**Data listing**

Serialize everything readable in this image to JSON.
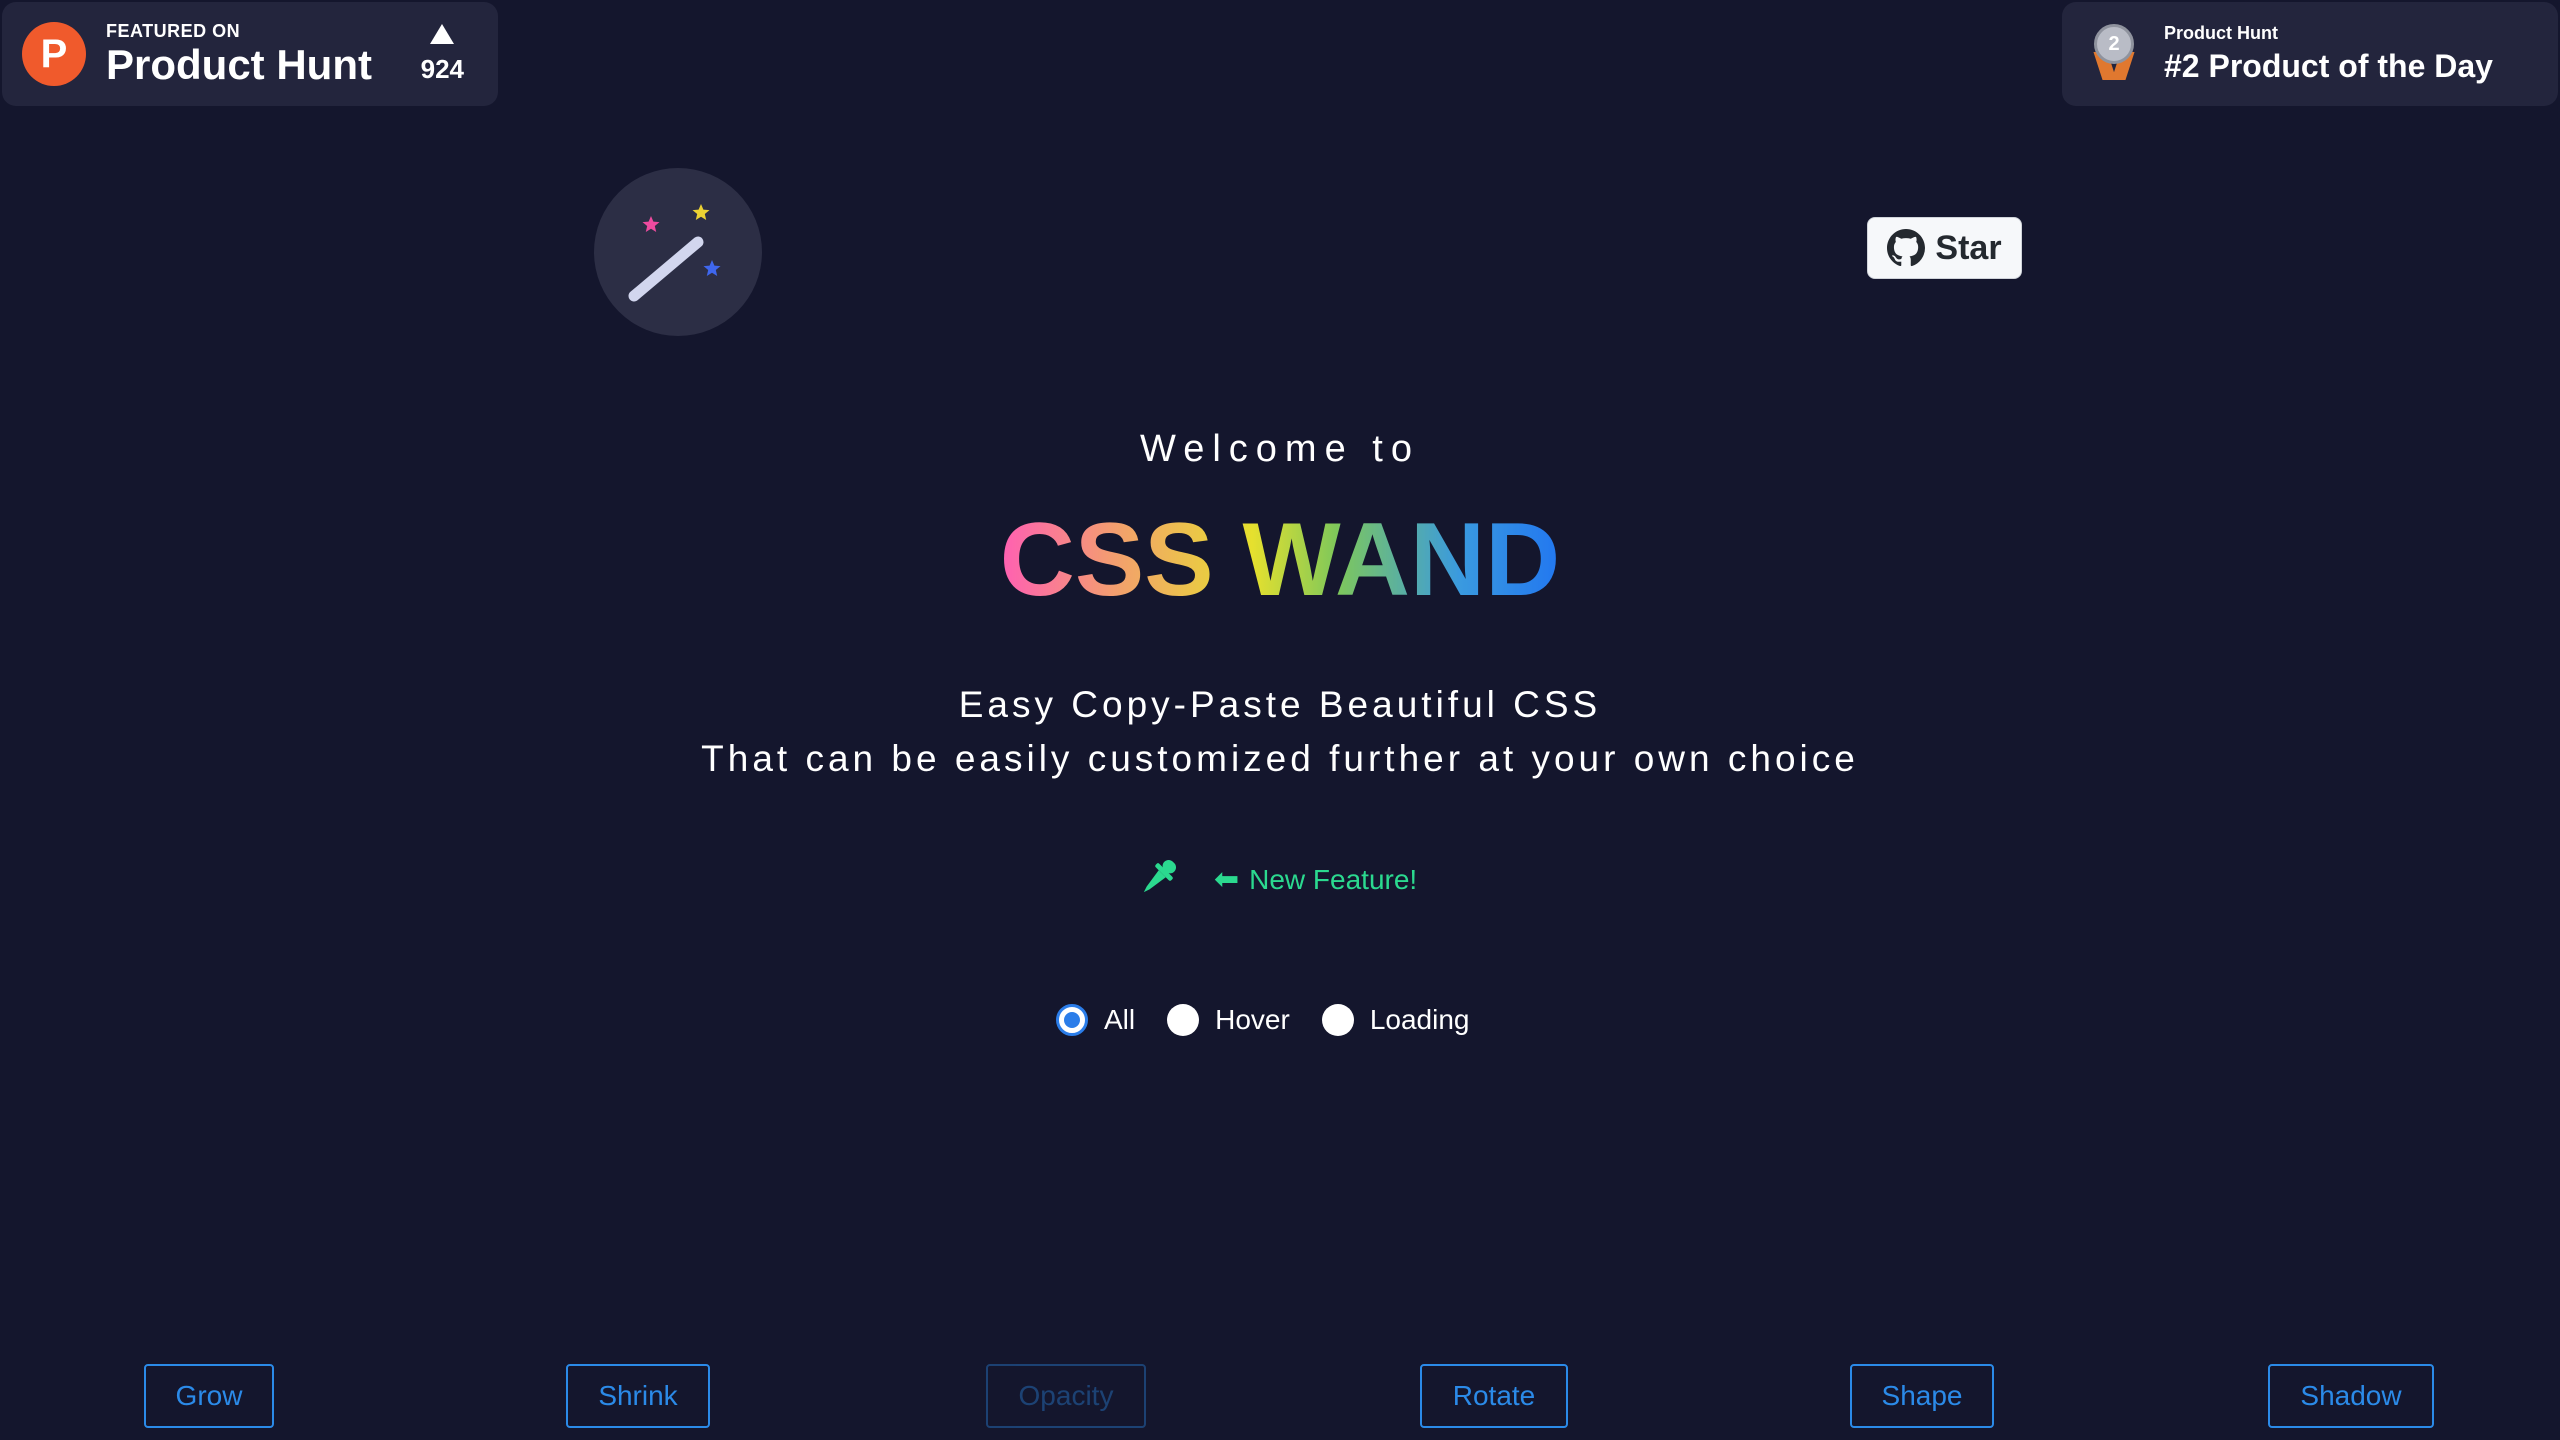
{
  "product_hunt": {
    "featured_on": "FEATURED ON",
    "name": "Product Hunt",
    "logo_letter": "P",
    "votes": "924"
  },
  "award": {
    "source": "Product Hunt",
    "title": "#2 Product of the Day",
    "rank": "2"
  },
  "github": {
    "star_label": "Star"
  },
  "hero": {
    "welcome": "Welcome to",
    "brand": "CSS WAND",
    "tagline_1": "Easy Copy-Paste Beautiful CSS",
    "tagline_2": "That can be easily customized further at your own choice"
  },
  "new_feature": {
    "label": "New Feature!"
  },
  "filters": {
    "selected": "All",
    "options": [
      "All",
      "Hover",
      "Loading"
    ]
  },
  "effects": [
    "Grow",
    "Shrink",
    "Opacity",
    "Rotate",
    "Shape",
    "Shadow"
  ],
  "colors": {
    "background": "#14162d",
    "accent_blue": "#2b8ae8",
    "feature_green": "#2bd98f",
    "product_hunt_orange": "#f05a2c"
  },
  "icons": {
    "logo": "magic-wand-icon",
    "github": "github-icon",
    "feature": "color-picker-icon",
    "arrow": "arrow-left-icon",
    "award": "medal-icon",
    "upvote": "upvote-arrow-icon"
  }
}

**SHORT PROBLEM**
Repeat all of the records verbatim, leaving out the pictures.

**WRITTEN SOLUTION**
Serialize everything readable in this image to JSON.
{
  "product_hunt": {
    "featured_on": "FEATURED ON",
    "name": "Product Hunt",
    "logo_letter": "P",
    "votes": "924"
  },
  "award": {
    "source": "Product Hunt",
    "title": "#2 Product of the Day",
    "rank": "2"
  },
  "github": {
    "star_label": "Star"
  },
  "hero": {
    "welcome": "Welcome to",
    "brand": "CSS WAND",
    "tagline_1": "Easy Copy-Paste Beautiful CSS",
    "tagline_2": "That can be easily customized further at your own choice"
  },
  "new_feature": {
    "label": "New Feature!"
  },
  "filters": {
    "selected": "All",
    "options": [
      "All",
      "Hover",
      "Loading"
    ]
  },
  "effects": [
    "Grow",
    "Shrink",
    "Opacity",
    "Rotate",
    "Shape",
    "Shadow"
  ],
  "colors": {
    "background": "#14162d",
    "accent_blue": "#2b8ae8",
    "feature_green": "#2bd98f",
    "product_hunt_orange": "#f05a2c"
  },
  "icons": {
    "logo": "magic-wand-icon",
    "github": "github-icon",
    "feature": "color-picker-icon",
    "arrow": "arrow-left-icon",
    "award": "medal-icon",
    "upvote": "upvote-arrow-icon"
  }
}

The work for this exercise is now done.